__ACTIVITY__. Where an image occurs, skip it and print the rest of the records verbatim.

Items from a document page collection
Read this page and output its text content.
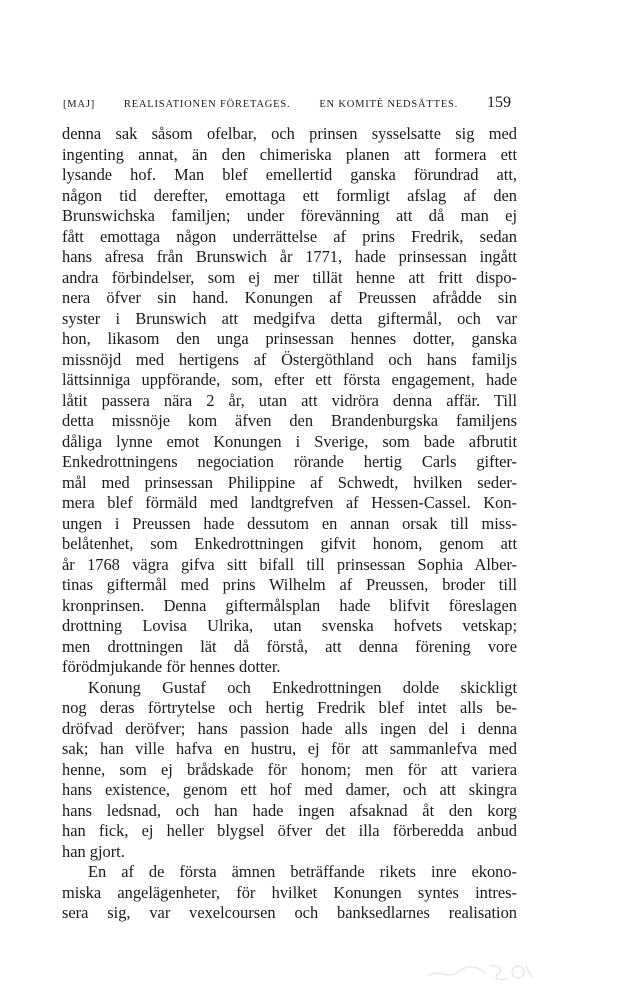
[MAJ]	REALISATIONEN FÖRETAGES.	EN KOMITÈ NEDSÄTTES. 159
denna sak såsom ofelbar, och prinsen sysselsatte sig med
ingenting annat, än den chimeriska planen att formera ett
lysande hof. Man blef emellertid ganska förundrad att,
någon tid derefter, emottaga ett formligt afslag af den
Brunswichska familjen; under förevänning att då man ej
fått emottaga någon underrättelse af prins Fredrik, sedan
hans afresa från Brunswich år 1771, hade prinsessan ingått
andra förbindelser, som ej mer tillät henne att fritt dispo-
nera öfver sin hand. Konungen af Preussen afrådde sin
syster i Brunswich att medgifva detta giftermål, och var
hon, likasom den unga prinsessan hennes dotter, ganska
missnöjd med hertigens af Östergöthland och hans familjs
lättsinniga uppförande, som, efter ett första engagement, hade
låtit passera nära 2 år, utan att vidröra denna affär. Till
detta missnöje kom äfven den Brandenburgska familjens
dåliga lynne emot Konungen i Sverige, som bade afbrutit
Enkedrottningens negociation rörande hertig Carls gifter-
mål med prinsessan Philippine af Schwedt, hvilken seder-
mera blef förmäld med landtgrefven af Hessen-Cassel. Kon-
ungen i Preussen hade dessutom en annan orsak till miss-
belåtenhet, som Enkedrottningen gifvit honom, genom att
år 1768 vägra gifva sitt bifall till prinsessan Sophia Alber-
tinas giftermål med prins Wilhelm af Preussen, broder till
kronprinsen. Denna giftermålsplan hade blifvit föreslagen
drottning Lovisa Ulrika, utan svenska hofvets vetskap;
men drottningen lät då förstå, att denna förening vore
förödmjukande för hennes dotter.
Konung Gustaf och Enkedrottningen dolde skickligt
nog deras förtrytelse och hertig Fredrik blef intet alls be-
dröfvad deröfver; hans passion hade alls ingen del i denna
sak; han ville hafva en hustru, ej för att sammanlefva med
henne, som ej brådskade för honom; men för att variera
hans existence, genom ett hof med damer, och att skingra
hans ledsnad, och han hade ingen afsaknad åt den korg
han fick, ej heller blygsel öfver det illa förberedda anbud
han gjort.
En af de första ämnen beträffande rikets inre ekono-
miska angelägenheter, för hvilket Konungen syntes intres-
sera sig, var vexelcoursen och banksedlarnes realisation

__SOLUTION__.
Read this page and output its text content.
[MAJ]	REALISATIONEN FÖRETAGES.	EN KOMITÈ NEDSÄTTES. 159
denna sak såsom ofelbar, och prinsen sysselsatte sig med
ingenting annat, än den chimeriska planen att formera ett
lysande hof. Man blef emellertid ganska förundrad att,
någon tid derefter, emottaga ett formligt afslag af den
Brunswichska familjen; under förevänning att då man ej
fått emottaga någon underrättelse af prins Fredrik, sedan
hans afresa från Brunswich år 1771, hade prinsessan ingått
andra förbindelser, som ej mer tillät henne att fritt dispo-
nera öfver sin hand. Konungen af Preussen afrådde sin
syster i Brunswich att medgifva detta giftermål, och var
hon, likasom den unga prinsessan hennes dotter, ganska
missnöjd med hertigens af Östergöthland och hans familjs
lättsinniga uppförande, som, efter ett första engagement, hade
låtit passera nära 2 år, utan att vidröra denna affär. Till
detta missnöje kom äfven den Brandenburgska familjens
dåliga lynne emot Konungen i Sverige, som bade afbrutit
Enkedrottningens negociation rörande hertig Carls gifter-
mål med prinsessan Philippine af Schwedt, hvilken seder-
mera blef förmäld med landtgrefven af Hessen-Cassel. Kon-
ungen i Preussen hade dessutom en annan orsak till miss-
belåtenhet, som Enkedrottningen gifvit honom, genom att
år 1768 vägra gifva sitt bifall till prinsessan Sophia Alber-
tinas giftermål med prins Wilhelm af Preussen, broder till
kronprinsen. Denna giftermålsplan hade blifvit föreslagen
drottning Lovisa Ulrika, utan svenska hofvets vetskap;
men drottningen lät då förstå, att denna förening vore
förödmjukande för hennes dotter.
Konung Gustaf och Enkedrottningen dolde skickligt
nog deras förtrytelse och hertig Fredrik blef intet alls be-
dröfvad deröfver; hans passion hade alls ingen del i denna
sak; han ville hafva en hustru, ej för att sammanlefva med
henne, som ej brådskade för honom; men för att variera
hans existence, genom ett hof med damer, och att skingra
hans ledsnad, och han hade ingen afsaknad åt den korg
han fick, ej heller blygsel öfver det illa förberedda anbud
han gjort.
En af de första ämnen beträffande rikets inre ekono-
miska angelägenheter, för hvilket Konungen syntes intres-
sera sig, var vexelcoursen och banksedlarnes realisation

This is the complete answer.